### WRITTEN REQUEST
In the records below, tally every line containing "number". Report only the total.

### DATA EXCERPTS
* Begin *

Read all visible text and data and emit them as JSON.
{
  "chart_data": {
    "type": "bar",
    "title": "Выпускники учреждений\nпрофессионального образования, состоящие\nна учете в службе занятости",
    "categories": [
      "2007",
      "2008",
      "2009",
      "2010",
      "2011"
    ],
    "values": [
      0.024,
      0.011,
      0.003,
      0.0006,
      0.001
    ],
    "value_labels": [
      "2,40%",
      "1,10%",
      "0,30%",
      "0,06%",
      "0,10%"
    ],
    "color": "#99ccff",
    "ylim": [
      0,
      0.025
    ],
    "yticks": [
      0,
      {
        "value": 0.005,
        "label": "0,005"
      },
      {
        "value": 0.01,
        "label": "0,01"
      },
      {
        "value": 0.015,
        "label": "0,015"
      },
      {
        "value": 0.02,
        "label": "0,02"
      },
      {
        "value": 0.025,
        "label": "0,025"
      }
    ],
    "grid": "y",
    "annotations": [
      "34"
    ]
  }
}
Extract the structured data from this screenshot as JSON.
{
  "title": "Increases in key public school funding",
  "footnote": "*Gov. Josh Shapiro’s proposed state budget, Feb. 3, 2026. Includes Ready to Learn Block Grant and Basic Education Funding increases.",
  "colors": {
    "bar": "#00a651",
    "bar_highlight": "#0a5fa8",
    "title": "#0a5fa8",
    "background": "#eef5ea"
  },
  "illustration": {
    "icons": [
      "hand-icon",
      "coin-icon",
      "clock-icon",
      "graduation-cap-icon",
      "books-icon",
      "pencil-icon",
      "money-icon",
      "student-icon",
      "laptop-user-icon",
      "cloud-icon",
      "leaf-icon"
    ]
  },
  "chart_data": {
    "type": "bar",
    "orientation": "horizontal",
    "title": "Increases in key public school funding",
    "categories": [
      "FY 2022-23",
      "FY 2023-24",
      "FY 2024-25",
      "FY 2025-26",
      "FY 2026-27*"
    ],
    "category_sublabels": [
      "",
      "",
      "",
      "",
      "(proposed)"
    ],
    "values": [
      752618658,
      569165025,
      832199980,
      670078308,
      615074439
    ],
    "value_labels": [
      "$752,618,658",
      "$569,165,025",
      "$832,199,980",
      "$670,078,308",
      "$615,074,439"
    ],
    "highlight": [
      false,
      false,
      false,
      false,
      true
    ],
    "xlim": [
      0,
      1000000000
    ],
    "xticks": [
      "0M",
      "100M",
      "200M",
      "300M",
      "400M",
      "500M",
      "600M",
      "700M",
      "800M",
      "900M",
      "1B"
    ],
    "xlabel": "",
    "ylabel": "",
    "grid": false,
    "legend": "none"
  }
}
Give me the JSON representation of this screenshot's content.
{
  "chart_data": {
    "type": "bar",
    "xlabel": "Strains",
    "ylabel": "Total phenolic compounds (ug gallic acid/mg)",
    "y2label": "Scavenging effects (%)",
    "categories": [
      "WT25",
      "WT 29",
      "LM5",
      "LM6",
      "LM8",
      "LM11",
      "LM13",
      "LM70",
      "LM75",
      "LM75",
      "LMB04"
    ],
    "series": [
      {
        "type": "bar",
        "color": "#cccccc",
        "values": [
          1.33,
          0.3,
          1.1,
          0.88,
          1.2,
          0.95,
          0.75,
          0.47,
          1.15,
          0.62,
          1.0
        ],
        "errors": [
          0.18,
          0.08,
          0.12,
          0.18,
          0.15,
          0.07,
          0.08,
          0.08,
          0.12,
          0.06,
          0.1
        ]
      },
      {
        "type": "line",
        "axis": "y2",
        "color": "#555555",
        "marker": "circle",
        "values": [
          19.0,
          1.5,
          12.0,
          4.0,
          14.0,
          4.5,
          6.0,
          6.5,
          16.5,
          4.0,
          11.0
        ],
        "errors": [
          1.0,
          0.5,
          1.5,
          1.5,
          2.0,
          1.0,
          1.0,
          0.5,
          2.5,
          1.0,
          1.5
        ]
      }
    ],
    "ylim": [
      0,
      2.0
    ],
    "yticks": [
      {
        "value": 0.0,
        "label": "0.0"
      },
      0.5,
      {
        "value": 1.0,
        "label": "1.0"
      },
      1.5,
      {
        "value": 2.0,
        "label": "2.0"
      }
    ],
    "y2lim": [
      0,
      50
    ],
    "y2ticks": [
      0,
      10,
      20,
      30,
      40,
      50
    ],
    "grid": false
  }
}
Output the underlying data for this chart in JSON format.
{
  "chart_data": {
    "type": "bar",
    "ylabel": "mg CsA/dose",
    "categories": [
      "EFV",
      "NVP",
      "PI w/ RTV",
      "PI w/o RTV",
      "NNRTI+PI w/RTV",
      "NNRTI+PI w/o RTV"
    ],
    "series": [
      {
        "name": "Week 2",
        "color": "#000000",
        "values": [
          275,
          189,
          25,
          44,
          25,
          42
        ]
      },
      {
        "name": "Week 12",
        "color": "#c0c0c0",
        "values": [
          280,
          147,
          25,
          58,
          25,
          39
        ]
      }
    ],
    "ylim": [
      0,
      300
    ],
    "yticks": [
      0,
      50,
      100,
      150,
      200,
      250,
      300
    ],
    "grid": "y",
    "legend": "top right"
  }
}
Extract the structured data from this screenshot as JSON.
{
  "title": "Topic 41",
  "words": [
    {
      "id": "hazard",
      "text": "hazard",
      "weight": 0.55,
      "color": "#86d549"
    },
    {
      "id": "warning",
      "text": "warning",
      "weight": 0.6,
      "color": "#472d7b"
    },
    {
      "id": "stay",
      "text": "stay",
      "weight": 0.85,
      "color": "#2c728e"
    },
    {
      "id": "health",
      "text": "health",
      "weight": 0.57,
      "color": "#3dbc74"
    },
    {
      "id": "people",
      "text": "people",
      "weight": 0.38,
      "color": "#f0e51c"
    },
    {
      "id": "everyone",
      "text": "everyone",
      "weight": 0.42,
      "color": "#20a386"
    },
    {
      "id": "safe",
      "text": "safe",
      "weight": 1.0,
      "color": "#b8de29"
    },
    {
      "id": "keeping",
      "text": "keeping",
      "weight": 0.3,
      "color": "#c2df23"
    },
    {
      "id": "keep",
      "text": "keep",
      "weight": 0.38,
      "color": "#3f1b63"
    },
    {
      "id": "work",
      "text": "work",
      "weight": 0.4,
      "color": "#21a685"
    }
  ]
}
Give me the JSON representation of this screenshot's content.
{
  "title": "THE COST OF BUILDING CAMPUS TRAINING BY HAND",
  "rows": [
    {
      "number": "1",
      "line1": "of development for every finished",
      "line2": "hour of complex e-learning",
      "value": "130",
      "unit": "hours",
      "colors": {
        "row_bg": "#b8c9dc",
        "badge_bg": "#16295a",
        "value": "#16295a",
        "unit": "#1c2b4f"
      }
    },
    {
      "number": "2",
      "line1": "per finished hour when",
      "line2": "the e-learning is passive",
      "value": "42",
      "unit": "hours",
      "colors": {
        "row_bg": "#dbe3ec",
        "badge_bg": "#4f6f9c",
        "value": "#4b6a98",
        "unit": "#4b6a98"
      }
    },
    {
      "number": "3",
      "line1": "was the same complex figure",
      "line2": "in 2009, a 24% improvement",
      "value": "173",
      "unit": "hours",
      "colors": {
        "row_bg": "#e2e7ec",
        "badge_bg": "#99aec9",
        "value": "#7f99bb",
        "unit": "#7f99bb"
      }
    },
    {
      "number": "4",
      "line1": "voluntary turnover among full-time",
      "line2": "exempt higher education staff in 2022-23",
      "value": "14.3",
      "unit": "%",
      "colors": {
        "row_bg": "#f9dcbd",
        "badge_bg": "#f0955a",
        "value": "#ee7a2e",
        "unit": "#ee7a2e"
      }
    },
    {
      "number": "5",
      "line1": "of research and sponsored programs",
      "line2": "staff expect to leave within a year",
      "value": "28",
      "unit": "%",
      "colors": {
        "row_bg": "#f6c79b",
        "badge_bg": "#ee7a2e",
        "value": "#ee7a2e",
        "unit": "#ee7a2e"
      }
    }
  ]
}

* End *

### EXERCISE RESPONSE
5